### PROVIDED ENTRIES:
# # # # #

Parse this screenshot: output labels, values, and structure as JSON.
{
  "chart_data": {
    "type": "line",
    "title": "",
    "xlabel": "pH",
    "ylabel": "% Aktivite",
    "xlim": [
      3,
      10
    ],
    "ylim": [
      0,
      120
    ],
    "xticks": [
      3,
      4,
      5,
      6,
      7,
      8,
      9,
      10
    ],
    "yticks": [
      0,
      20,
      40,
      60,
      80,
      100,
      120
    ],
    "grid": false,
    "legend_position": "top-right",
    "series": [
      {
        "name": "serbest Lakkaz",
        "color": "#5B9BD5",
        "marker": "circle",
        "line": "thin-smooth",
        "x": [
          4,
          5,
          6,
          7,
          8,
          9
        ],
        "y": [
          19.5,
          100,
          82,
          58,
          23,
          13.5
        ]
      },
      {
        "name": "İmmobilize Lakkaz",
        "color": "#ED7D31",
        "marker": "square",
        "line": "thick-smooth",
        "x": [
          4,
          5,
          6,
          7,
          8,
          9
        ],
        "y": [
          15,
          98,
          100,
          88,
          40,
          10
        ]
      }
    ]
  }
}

# # # # #

Write out the complete set of records exactly as given.

Parse this screenshot: output labels, values, and structure as JSON.
{
  "chart_data": {
    "type": "line",
    "title": "",
    "xlabel": "pH",
    "ylabel": "% Aktivite",
    "xlim": [
      3,
      10
    ],
    "ylim": [
      0,
      120
    ],
    "xticks": [
      3,
      4,
      5,
      6,
      7,
      8,
      9,
      10
    ],
    "yticks": [
      0,
      20,
      40,
      60,
      80,
      100,
      120
    ],
    "grid": false,
    "legend_position": "top-right",
    "series": [
      {
        "name": "serbest Lakkaz",
        "color": "#5B9BD5",
        "marker": "circle",
        "line": "thin-smooth",
        "x": [
          4,
          5,
          6,
          7,
          8,
          9
        ],
        "y": [
          19.5,
          100,
          82,
          58,
          23,
          13.5
        ]
      },
      {
        "name": "İmmobilize Lakkaz",
        "color": "#ED7D31",
        "marker": "square",
        "line": "thick-smooth",
        "x": [
          4,
          5,
          6,
          7,
          8,
          9
        ],
        "y": [
          15,
          98,
          100,
          88,
          40,
          10
        ]
      }
    ]
  }
}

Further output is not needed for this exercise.